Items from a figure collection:
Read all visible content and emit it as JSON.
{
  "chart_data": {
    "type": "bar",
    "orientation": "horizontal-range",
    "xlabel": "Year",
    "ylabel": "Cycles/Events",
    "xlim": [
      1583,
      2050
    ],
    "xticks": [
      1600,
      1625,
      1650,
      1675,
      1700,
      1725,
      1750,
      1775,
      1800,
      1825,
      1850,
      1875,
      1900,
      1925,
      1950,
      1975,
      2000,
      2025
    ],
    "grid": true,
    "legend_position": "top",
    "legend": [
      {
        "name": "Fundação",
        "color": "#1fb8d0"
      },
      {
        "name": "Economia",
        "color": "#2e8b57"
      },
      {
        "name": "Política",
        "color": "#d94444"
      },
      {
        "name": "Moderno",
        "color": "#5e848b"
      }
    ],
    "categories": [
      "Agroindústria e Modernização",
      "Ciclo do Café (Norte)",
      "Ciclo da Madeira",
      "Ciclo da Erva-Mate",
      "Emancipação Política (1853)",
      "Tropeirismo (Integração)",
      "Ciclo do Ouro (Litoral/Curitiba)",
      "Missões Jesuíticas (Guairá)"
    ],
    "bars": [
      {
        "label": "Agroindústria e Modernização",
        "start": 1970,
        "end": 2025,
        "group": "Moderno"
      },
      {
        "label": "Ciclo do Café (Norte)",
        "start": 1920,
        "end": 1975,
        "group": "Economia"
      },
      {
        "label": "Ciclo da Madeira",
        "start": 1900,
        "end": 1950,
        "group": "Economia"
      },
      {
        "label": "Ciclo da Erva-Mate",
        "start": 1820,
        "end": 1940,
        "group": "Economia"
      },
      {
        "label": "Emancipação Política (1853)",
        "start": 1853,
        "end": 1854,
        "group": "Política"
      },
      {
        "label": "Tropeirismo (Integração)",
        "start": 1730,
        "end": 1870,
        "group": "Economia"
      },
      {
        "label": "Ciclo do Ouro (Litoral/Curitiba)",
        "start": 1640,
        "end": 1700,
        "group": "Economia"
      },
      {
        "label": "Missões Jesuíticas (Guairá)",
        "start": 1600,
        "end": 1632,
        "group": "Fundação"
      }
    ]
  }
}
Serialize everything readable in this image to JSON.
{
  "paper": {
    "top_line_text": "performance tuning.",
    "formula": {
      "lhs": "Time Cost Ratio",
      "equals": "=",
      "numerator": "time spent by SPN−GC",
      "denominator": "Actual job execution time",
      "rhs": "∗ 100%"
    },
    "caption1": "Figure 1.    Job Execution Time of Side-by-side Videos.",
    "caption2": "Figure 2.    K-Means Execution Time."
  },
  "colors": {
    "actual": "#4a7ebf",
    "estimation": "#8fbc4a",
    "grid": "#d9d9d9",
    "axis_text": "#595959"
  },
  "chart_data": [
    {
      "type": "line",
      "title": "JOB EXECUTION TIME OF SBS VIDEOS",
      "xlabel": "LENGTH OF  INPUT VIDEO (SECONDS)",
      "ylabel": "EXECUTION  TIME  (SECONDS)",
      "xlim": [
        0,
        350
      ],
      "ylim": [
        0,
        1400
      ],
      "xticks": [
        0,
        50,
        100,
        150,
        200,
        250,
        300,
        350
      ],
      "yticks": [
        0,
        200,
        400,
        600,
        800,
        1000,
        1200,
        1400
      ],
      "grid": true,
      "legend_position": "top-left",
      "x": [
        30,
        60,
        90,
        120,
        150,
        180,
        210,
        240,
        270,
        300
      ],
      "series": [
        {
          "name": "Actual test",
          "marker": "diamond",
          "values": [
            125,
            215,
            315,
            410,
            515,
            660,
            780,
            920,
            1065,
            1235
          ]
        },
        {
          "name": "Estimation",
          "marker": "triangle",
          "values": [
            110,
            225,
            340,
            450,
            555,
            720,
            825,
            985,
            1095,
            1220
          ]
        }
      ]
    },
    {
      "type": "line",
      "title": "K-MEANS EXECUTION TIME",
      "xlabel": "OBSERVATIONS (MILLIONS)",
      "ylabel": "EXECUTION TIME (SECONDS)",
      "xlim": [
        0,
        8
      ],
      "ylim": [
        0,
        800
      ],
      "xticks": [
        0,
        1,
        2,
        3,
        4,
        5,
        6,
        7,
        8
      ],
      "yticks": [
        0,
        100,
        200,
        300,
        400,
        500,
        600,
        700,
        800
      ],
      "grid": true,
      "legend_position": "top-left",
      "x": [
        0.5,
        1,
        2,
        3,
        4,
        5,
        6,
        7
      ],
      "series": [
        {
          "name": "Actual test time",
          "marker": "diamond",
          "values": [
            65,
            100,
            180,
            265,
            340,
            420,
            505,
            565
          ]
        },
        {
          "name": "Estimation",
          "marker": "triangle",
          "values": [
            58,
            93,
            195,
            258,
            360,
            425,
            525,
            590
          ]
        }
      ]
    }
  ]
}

● TASK INSTRUCTIONS:
Reproduce each entry above exactly, keeping every word.

● FULL ANSWER:
Read all visible content and emit it as JSON.
{
  "chart_data": {
    "type": "bar",
    "orientation": "horizontal-range",
    "xlabel": "Year",
    "ylabel": "Cycles/Events",
    "xlim": [
      1583,
      2050
    ],
    "xticks": [
      1600,
      1625,
      1650,
      1675,
      1700,
      1725,
      1750,
      1775,
      1800,
      1825,
      1850,
      1875,
      1900,
      1925,
      1950,
      1975,
      2000,
      2025
    ],
    "grid": true,
    "legend_position": "top",
    "legend": [
      {
        "name": "Fundação",
        "color": "#1fb8d0"
      },
      {
        "name": "Economia",
        "color": "#2e8b57"
      },
      {
        "name": "Política",
        "color": "#d94444"
      },
      {
        "name": "Moderno",
        "color": "#5e848b"
      }
    ],
    "categories": [
      "Agroindústria e Modernização",
      "Ciclo do Café (Norte)",
      "Ciclo da Madeira",
      "Ciclo da Erva-Mate",
      "Emancipação Política (1853)",
      "Tropeirismo (Integração)",
      "Ciclo do Ouro (Litoral/Curitiba)",
      "Missões Jesuíticas (Guairá)"
    ],
    "bars": [
      {
        "label": "Agroindústria e Modernização",
        "start": 1970,
        "end": 2025,
        "group": "Moderno"
      },
      {
        "label": "Ciclo do Café (Norte)",
        "start": 1920,
        "end": 1975,
        "group": "Economia"
      },
      {
        "label": "Ciclo da Madeira",
        "start": 1900,
        "end": 1950,
        "group": "Economia"
      },
      {
        "label": "Ciclo da Erva-Mate",
        "start": 1820,
        "end": 1940,
        "group": "Economia"
      },
      {
        "label": "Emancipação Política (1853)",
        "start": 1853,
        "end": 1854,
        "group": "Política"
      },
      {
        "label": "Tropeirismo (Integração)",
        "start": 1730,
        "end": 1870,
        "group": "Economia"
      },
      {
        "label": "Ciclo do Ouro (Litoral/Curitiba)",
        "start": 1640,
        "end": 1700,
        "group": "Economia"
      },
      {
        "label": "Missões Jesuíticas (Guairá)",
        "start": 1600,
        "end": 1632,
        "group": "Fundação"
      }
    ]
  }
}
Serialize everything readable in this image to JSON.
{
  "paper": {
    "top_line_text": "performance tuning.",
    "formula": {
      "lhs": "Time Cost Ratio",
      "equals": "=",
      "numerator": "time spent by SPN−GC",
      "denominator": "Actual job execution time",
      "rhs": "∗ 100%"
    },
    "caption1": "Figure 1.    Job Execution Time of Side-by-side Videos.",
    "caption2": "Figure 2.    K-Means Execution Time."
  },
  "colors": {
    "actual": "#4a7ebf",
    "estimation": "#8fbc4a",
    "grid": "#d9d9d9",
    "axis_text": "#595959"
  },
  "chart_data": [
    {
      "type": "line",
      "title": "JOB EXECUTION TIME OF SBS VIDEOS",
      "xlabel": "LENGTH OF  INPUT VIDEO (SECONDS)",
      "ylabel": "EXECUTION  TIME  (SECONDS)",
      "xlim": [
        0,
        350
      ],
      "ylim": [
        0,
        1400
      ],
      "xticks": [
        0,
        50,
        100,
        150,
        200,
        250,
        300,
        350
      ],
      "yticks": [
        0,
        200,
        400,
        600,
        800,
        1000,
        1200,
        1400
      ],
      "grid": true,
      "legend_position": "top-left",
      "x": [
        30,
        60,
        90,
        120,
        150,
        180,
        210,
        240,
        270,
        300
      ],
      "series": [
        {
          "name": "Actual test",
          "marker": "diamond",
          "values": [
            125,
            215,
            315,
            410,
            515,
            660,
            780,
            920,
            1065,
            1235
          ]
        },
        {
          "name": "Estimation",
          "marker": "triangle",
          "values": [
            110,
            225,
            340,
            450,
            555,
            720,
            825,
            985,
            1095,
            1220
          ]
        }
      ]
    },
    {
      "type": "line",
      "title": "K-MEANS EXECUTION TIME",
      "xlabel": "OBSERVATIONS (MILLIONS)",
      "ylabel": "EXECUTION TIME (SECONDS)",
      "xlim": [
        0,
        8
      ],
      "ylim": [
        0,
        800
      ],
      "xticks": [
        0,
        1,
        2,
        3,
        4,
        5,
        6,
        7,
        8
      ],
      "yticks": [
        0,
        100,
        200,
        300,
        400,
        500,
        600,
        700,
        800
      ],
      "grid": true,
      "legend_position": "top-left",
      "x": [
        0.5,
        1,
        2,
        3,
        4,
        5,
        6,
        7
      ],
      "series": [
        {
          "name": "Actual test time",
          "marker": "diamond",
          "values": [
            65,
            100,
            180,
            265,
            340,
            420,
            505,
            565
          ]
        },
        {
          "name": "Estimation",
          "marker": "triangle",
          "values": [
            58,
            93,
            195,
            258,
            360,
            425,
            525,
            590
          ]
        }
      ]
    }
  ]
}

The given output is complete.